_TASK INPUTS_
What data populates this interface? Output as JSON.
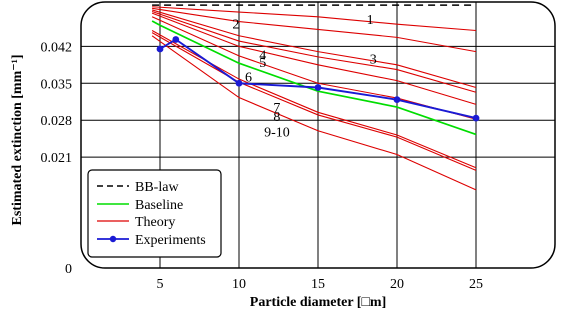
{
  "chart_data": {
    "type": "line",
    "xlabel": "Particle diameter [□m]",
    "ylabel": "Estimated extinction [mm⁻¹]",
    "xlim": [
      0,
      30
    ],
    "ylim": [
      0,
      0.0504
    ],
    "x_ticks": [
      "5",
      "10",
      "15",
      "20",
      "25"
    ],
    "y_ticks": [
      "0",
      "0.021",
      "0.028",
      "0.035",
      "0.042"
    ],
    "grid": true,
    "legend_position": "bottom-left",
    "legend": [
      {
        "label": "BB-law",
        "style": "dashed",
        "color": "#000000"
      },
      {
        "label": "Baseline",
        "style": "solid",
        "color": "#00dd00"
      },
      {
        "label": "Theory",
        "style": "solid",
        "color": "#dd0000"
      },
      {
        "label": "Experiments",
        "style": "solid-dot",
        "color": "#1a1ad4"
      }
    ],
    "series": [
      {
        "name": "BB-law",
        "x": [
          4.5,
          25
        ],
        "y": [
          0.0498,
          0.0498
        ]
      },
      {
        "name": "Baseline",
        "x": [
          4.5,
          5,
          10,
          15,
          20,
          25
        ],
        "y": [
          0.0468,
          0.046,
          0.0388,
          0.0335,
          0.0305,
          0.0253
        ]
      },
      {
        "name": "Experiments",
        "x": [
          5,
          6,
          10,
          15,
          20,
          25
        ],
        "y": [
          0.0415,
          0.0433,
          0.035,
          0.0342,
          0.0319,
          0.0284
        ]
      }
    ],
    "theory_curves": [
      {
        "label": "1",
        "x": [
          4.5,
          10,
          15,
          20,
          25
        ],
        "y": [
          0.0495,
          0.0485,
          0.0476,
          0.0462,
          0.045
        ]
      },
      {
        "label": "2",
        "x": [
          4.5,
          10,
          15,
          20,
          25
        ],
        "y": [
          0.0492,
          0.0467,
          0.0452,
          0.0437,
          0.041
        ]
      },
      {
        "label": "3",
        "x": [
          4.5,
          10,
          15,
          20,
          25
        ],
        "y": [
          0.0489,
          0.044,
          0.041,
          0.0385,
          0.0342
        ]
      },
      {
        "label": "4",
        "x": [
          4.5,
          10,
          15,
          20,
          25
        ],
        "y": [
          0.0486,
          0.043,
          0.04,
          0.0376,
          0.0333
        ]
      },
      {
        "label": "5",
        "x": [
          4.5,
          10,
          15,
          20,
          25
        ],
        "y": [
          0.0483,
          0.042,
          0.0385,
          0.0355,
          0.031
        ]
      },
      {
        "label": "6",
        "x": [
          4.5,
          10,
          15,
          20,
          25
        ],
        "y": [
          0.0476,
          0.0402,
          0.035,
          0.0322,
          0.0282
        ]
      },
      {
        "label": "7",
        "x": [
          4.5,
          10,
          15,
          20,
          25
        ],
        "y": [
          0.045,
          0.0358,
          0.0295,
          0.0252,
          0.019
        ]
      },
      {
        "label": "8",
        "x": [
          4.5,
          10,
          15,
          20,
          25
        ],
        "y": [
          0.0446,
          0.0352,
          0.029,
          0.0248,
          0.0185
        ]
      },
      {
        "label": "9-10",
        "x": [
          4.5,
          10,
          15,
          20,
          25
        ],
        "y": [
          0.044,
          0.0323,
          0.026,
          0.0215,
          0.0148
        ]
      }
    ],
    "label_positions": [
      {
        "text": "1",
        "x": 18.3,
        "y": 0.0472
      },
      {
        "text": "2",
        "x": 9.8,
        "y": 0.0463
      },
      {
        "text": "3",
        "x": 18.5,
        "y": 0.0397
      },
      {
        "text": "4",
        "x": 11.5,
        "y": 0.0405
      },
      {
        "text": "5",
        "x": 11.5,
        "y": 0.039
      },
      {
        "text": "6",
        "x": 10.6,
        "y": 0.0363
      },
      {
        "text": "7",
        "x": 12.4,
        "y": 0.0305
      },
      {
        "text": "8",
        "x": 12.4,
        "y": 0.0288
      },
      {
        "text": "9-10",
        "x": 12.4,
        "y": 0.0259
      }
    ]
  }
}
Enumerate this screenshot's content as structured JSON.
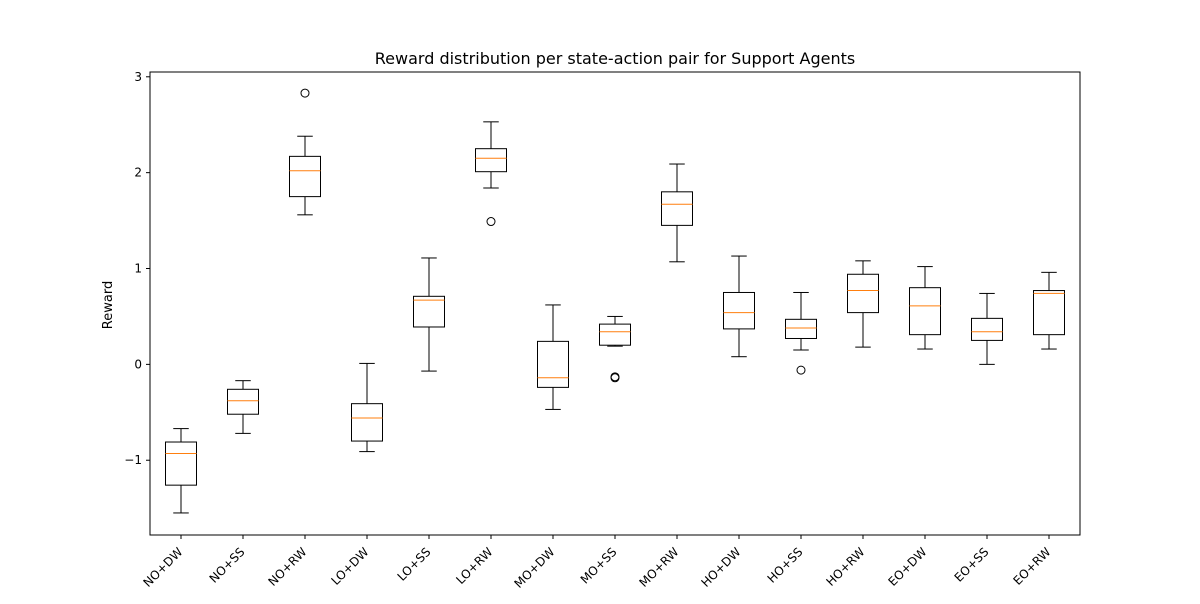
{
  "chart_data": {
    "type": "boxplot",
    "title": "Reward distribution per state-action pair for Support Agents",
    "xlabel": "",
    "ylabel": "Reward",
    "ylim": [
      -1.78,
      3.05
    ],
    "yticks": [
      -1,
      0,
      1,
      2,
      3
    ],
    "grid": false,
    "colors": {
      "box": "#000000",
      "median": "#ff7f0e"
    },
    "categories": [
      "NO+DW",
      "NO+SS",
      "NO+RW",
      "LO+DW",
      "LO+SS",
      "LO+RW",
      "MO+DW",
      "MO+SS",
      "MO+RW",
      "HO+DW",
      "HO+SS",
      "HO+RW",
      "EO+DW",
      "EO+SS",
      "EO+RW"
    ],
    "boxes": [
      {
        "whisker_low": -1.55,
        "q1": -1.26,
        "median": -0.93,
        "q3": -0.81,
        "whisker_high": -0.67,
        "outliers": []
      },
      {
        "whisker_low": -0.72,
        "q1": -0.52,
        "median": -0.38,
        "q3": -0.26,
        "whisker_high": -0.17,
        "outliers": []
      },
      {
        "whisker_low": 1.56,
        "q1": 1.75,
        "median": 2.02,
        "q3": 2.17,
        "whisker_high": 2.38,
        "outliers": [
          2.83
        ]
      },
      {
        "whisker_low": -0.91,
        "q1": -0.8,
        "median": -0.56,
        "q3": -0.41,
        "whisker_high": 0.01,
        "outliers": []
      },
      {
        "whisker_low": -0.07,
        "q1": 0.39,
        "median": 0.67,
        "q3": 0.71,
        "whisker_high": 1.11,
        "outliers": []
      },
      {
        "whisker_low": 1.84,
        "q1": 2.01,
        "median": 2.15,
        "q3": 2.25,
        "whisker_high": 2.53,
        "outliers": [
          1.49
        ]
      },
      {
        "whisker_low": -0.47,
        "q1": -0.24,
        "median": -0.14,
        "q3": 0.24,
        "whisker_high": 0.62,
        "outliers": []
      },
      {
        "whisker_low": 0.19,
        "q1": 0.2,
        "median": 0.34,
        "q3": 0.42,
        "whisker_high": 0.5,
        "outliers": [
          -0.13,
          -0.14
        ]
      },
      {
        "whisker_low": 1.07,
        "q1": 1.45,
        "median": 1.67,
        "q3": 1.8,
        "whisker_high": 2.09,
        "outliers": []
      },
      {
        "whisker_low": 0.08,
        "q1": 0.37,
        "median": 0.54,
        "q3": 0.75,
        "whisker_high": 1.13,
        "outliers": []
      },
      {
        "whisker_low": 0.15,
        "q1": 0.27,
        "median": 0.38,
        "q3": 0.47,
        "whisker_high": 0.75,
        "outliers": [
          -0.06
        ]
      },
      {
        "whisker_low": 0.18,
        "q1": 0.54,
        "median": 0.77,
        "q3": 0.94,
        "whisker_high": 1.08,
        "outliers": []
      },
      {
        "whisker_low": 0.16,
        "q1": 0.31,
        "median": 0.61,
        "q3": 0.8,
        "whisker_high": 1.02,
        "outliers": []
      },
      {
        "whisker_low": 0.0,
        "q1": 0.25,
        "median": 0.34,
        "q3": 0.48,
        "whisker_high": 0.74,
        "outliers": []
      },
      {
        "whisker_low": 0.16,
        "q1": 0.31,
        "median": 0.74,
        "q3": 0.77,
        "whisker_high": 0.96,
        "outliers": []
      }
    ]
  }
}
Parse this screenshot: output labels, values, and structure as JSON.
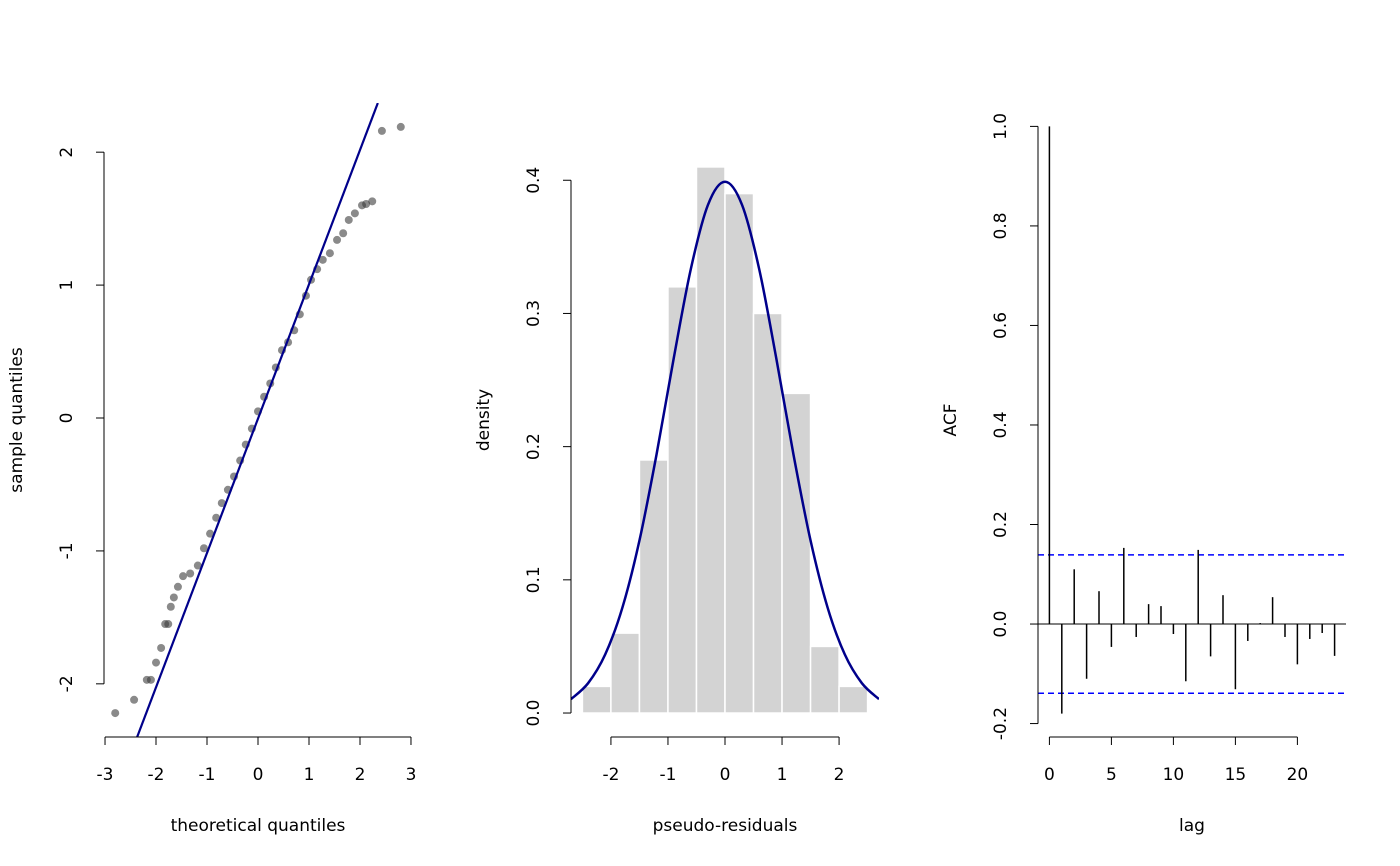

_EXERCISE DETAILS_
Go back to the records above and write them out exactly, without the pictures.

_IN RESPONSE_
What data populates this interface? Output as JSON.
{
  "chart_data": {
    "type": "line",
    "xlabel": "Particle diameter [□m]",
    "ylabel": "Estimated extinction [mm⁻¹]",
    "xlim": [
      0,
      30
    ],
    "ylim": [
      0,
      0.0504
    ],
    "x_ticks": [
      "5",
      "10",
      "15",
      "20",
      "25"
    ],
    "y_ticks": [
      "0",
      "0.021",
      "0.028",
      "0.035",
      "0.042"
    ],
    "grid": true,
    "legend_position": "bottom-left",
    "legend": [
      {
        "label": "BB-law",
        "style": "dashed",
        "color": "#000000"
      },
      {
        "label": "Baseline",
        "style": "solid",
        "color": "#00dd00"
      },
      {
        "label": "Theory",
        "style": "solid",
        "color": "#dd0000"
      },
      {
        "label": "Experiments",
        "style": "solid-dot",
        "color": "#1a1ad4"
      }
    ],
    "series": [
      {
        "name": "BB-law",
        "x": [
          4.5,
          25
        ],
        "y": [
          0.0498,
          0.0498
        ]
      },
      {
        "name": "Baseline",
        "x": [
          4.5,
          5,
          10,
          15,
          20,
          25
        ],
        "y": [
          0.0468,
          0.046,
          0.0388,
          0.0335,
          0.0305,
          0.0253
        ]
      },
      {
        "name": "Experiments",
        "x": [
          5,
          6,
          10,
          15,
          20,
          25
        ],
        "y": [
          0.0415,
          0.0433,
          0.035,
          0.0342,
          0.0319,
          0.0284
        ]
      }
    ],
    "theory_curves": [
      {
        "label": "1",
        "x": [
          4.5,
          10,
          15,
          20,
          25
        ],
        "y": [
          0.0495,
          0.0485,
          0.0476,
          0.0462,
          0.045
        ]
      },
      {
        "label": "2",
        "x": [
          4.5,
          10,
          15,
          20,
          25
        ],
        "y": [
          0.0492,
          0.0467,
          0.0452,
          0.0437,
          0.041
        ]
      },
      {
        "label": "3",
        "x": [
          4.5,
          10,
          15,
          20,
          25
        ],
        "y": [
          0.0489,
          0.044,
          0.041,
          0.0385,
          0.0342
        ]
      },
      {
        "label": "4",
        "x": [
          4.5,
          10,
          15,
          20,
          25
        ],
        "y": [
          0.0486,
          0.043,
          0.04,
          0.0376,
          0.0333
        ]
      },
      {
        "label": "5",
        "x": [
          4.5,
          10,
          15,
          20,
          25
        ],
        "y": [
          0.0483,
          0.042,
          0.0385,
          0.0355,
          0.031
        ]
      },
      {
        "label": "6",
        "x": [
          4.5,
          10,
          15,
          20,
          25
        ],
        "y": [
          0.0476,
          0.0402,
          0.035,
          0.0322,
          0.0282
        ]
      },
      {
        "label": "7",
        "x": [
          4.5,
          10,
          15,
          20,
          25
        ],
        "y": [
          0.045,
          0.0358,
          0.0295,
          0.0252,
          0.019
        ]
      },
      {
        "label": "8",
        "x": [
          4.5,
          10,
          15,
          20,
          25
        ],
        "y": [
          0.0446,
          0.0352,
          0.029,
          0.0248,
          0.0185
        ]
      },
      {
        "label": "9-10",
        "x": [
          4.5,
          10,
          15,
          20,
          25
        ],
        "y": [
          0.044,
          0.0323,
          0.026,
          0.0215,
          0.0148
        ]
      }
    ],
    "label_positions": [
      {
        "text": "1",
        "x": 18.3,
        "y": 0.0472
      },
      {
        "text": "2",
        "x": 9.8,
        "y": 0.0463
      },
      {
        "text": "3",
        "x": 18.5,
        "y": 0.0397
      },
      {
        "text": "4",
        "x": 11.5,
        "y": 0.0405
      },
      {
        "text": "5",
        "x": 11.5,
        "y": 0.039
      },
      {
        "text": "6",
        "x": 10.6,
        "y": 0.0363
      },
      {
        "text": "7",
        "x": 12.4,
        "y": 0.0305
      },
      {
        "text": "8",
        "x": 12.4,
        "y": 0.0288
      },
      {
        "text": "9-10",
        "x": 12.4,
        "y": 0.0259
      }
    ]
  }
}
Enumerate this screenshot's content as structured JSON.
{
  "chart_data": {
    "type": "boxplot",
    "title": "Reward distribution per state-action pair for Support Agents",
    "xlabel": "",
    "ylabel": "Reward",
    "ylim": [
      -1.78,
      3.05
    ],
    "yticks": [
      -1,
      0,
      1,
      2,
      3
    ],
    "grid": false,
    "colors": {
      "box": "#000000",
      "median": "#ff7f0e"
    },
    "categories": [
      "NO+DW",
      "NO+SS",
      "NO+RW",
      "LO+DW",
      "LO+SS",
      "LO+RW",
      "MO+DW",
      "MO+SS",
      "MO+RW",
      "HO+DW",
      "HO+SS",
      "HO+RW",
      "EO+DW",
      "EO+SS",
      "EO+RW"
    ],
    "boxes": [
      {
        "whisker_low": -1.55,
        "q1": -1.26,
        "median": -0.93,
        "q3": -0.81,
        "whisker_high": -0.67,
        "outliers": []
      },
      {
        "whisker_low": -0.72,
        "q1": -0.52,
        "median": -0.38,
        "q3": -0.26,
        "whisker_high": -0.17,
        "outliers": []
      },
      {
        "whisker_low": 1.56,
        "q1": 1.75,
        "median": 2.02,
        "q3": 2.17,
        "whisker_high": 2.38,
        "outliers": [
          2.83
        ]
      },
      {
        "whisker_low": -0.91,
        "q1": -0.8,
        "median": -0.56,
        "q3": -0.41,
        "whisker_high": 0.01,
        "outliers": []
      },
      {
        "whisker_low": -0.07,
        "q1": 0.39,
        "median": 0.67,
        "q3": 0.71,
        "whisker_high": 1.11,
        "outliers": []
      },
      {
        "whisker_low": 1.84,
        "q1": 2.01,
        "median": 2.15,
        "q3": 2.25,
        "whisker_high": 2.53,
        "outliers": [
          1.49
        ]
      },
      {
        "whisker_low": -0.47,
        "q1": -0.24,
        "median": -0.14,
        "q3": 0.24,
        "whisker_high": 0.62,
        "outliers": []
      },
      {
        "whisker_low": 0.19,
        "q1": 0.2,
        "median": 0.34,
        "q3": 0.42,
        "whisker_high": 0.5,
        "outliers": [
          -0.13,
          -0.14
        ]
      },
      {
        "whisker_low": 1.07,
        "q1": 1.45,
        "median": 1.67,
        "q3": 1.8,
        "whisker_high": 2.09,
        "outliers": []
      },
      {
        "whisker_low": 0.08,
        "q1": 0.37,
        "median": 0.54,
        "q3": 0.75,
        "whisker_high": 1.13,
        "outliers": []
      },
      {
        "whisker_low": 0.15,
        "q1": 0.27,
        "median": 0.38,
        "q3": 0.47,
        "whisker_high": 0.75,
        "outliers": [
          -0.06
        ]
      },
      {
        "whisker_low": 0.18,
        "q1": 0.54,
        "median": 0.77,
        "q3": 0.94,
        "whisker_high": 1.08,
        "outliers": []
      },
      {
        "whisker_low": 0.16,
        "q1": 0.31,
        "median": 0.61,
        "q3": 0.8,
        "whisker_high": 1.02,
        "outliers": []
      },
      {
        "whisker_low": 0.0,
        "q1": 0.25,
        "median": 0.34,
        "q3": 0.48,
        "whisker_high": 0.74,
        "outliers": []
      },
      {
        "whisker_low": 0.16,
        "q1": 0.31,
        "median": 0.74,
        "q3": 0.77,
        "whisker_high": 0.96,
        "outliers": []
      }
    ]
  }
}
Parse this screenshot: output labels, values, and structure as JSON.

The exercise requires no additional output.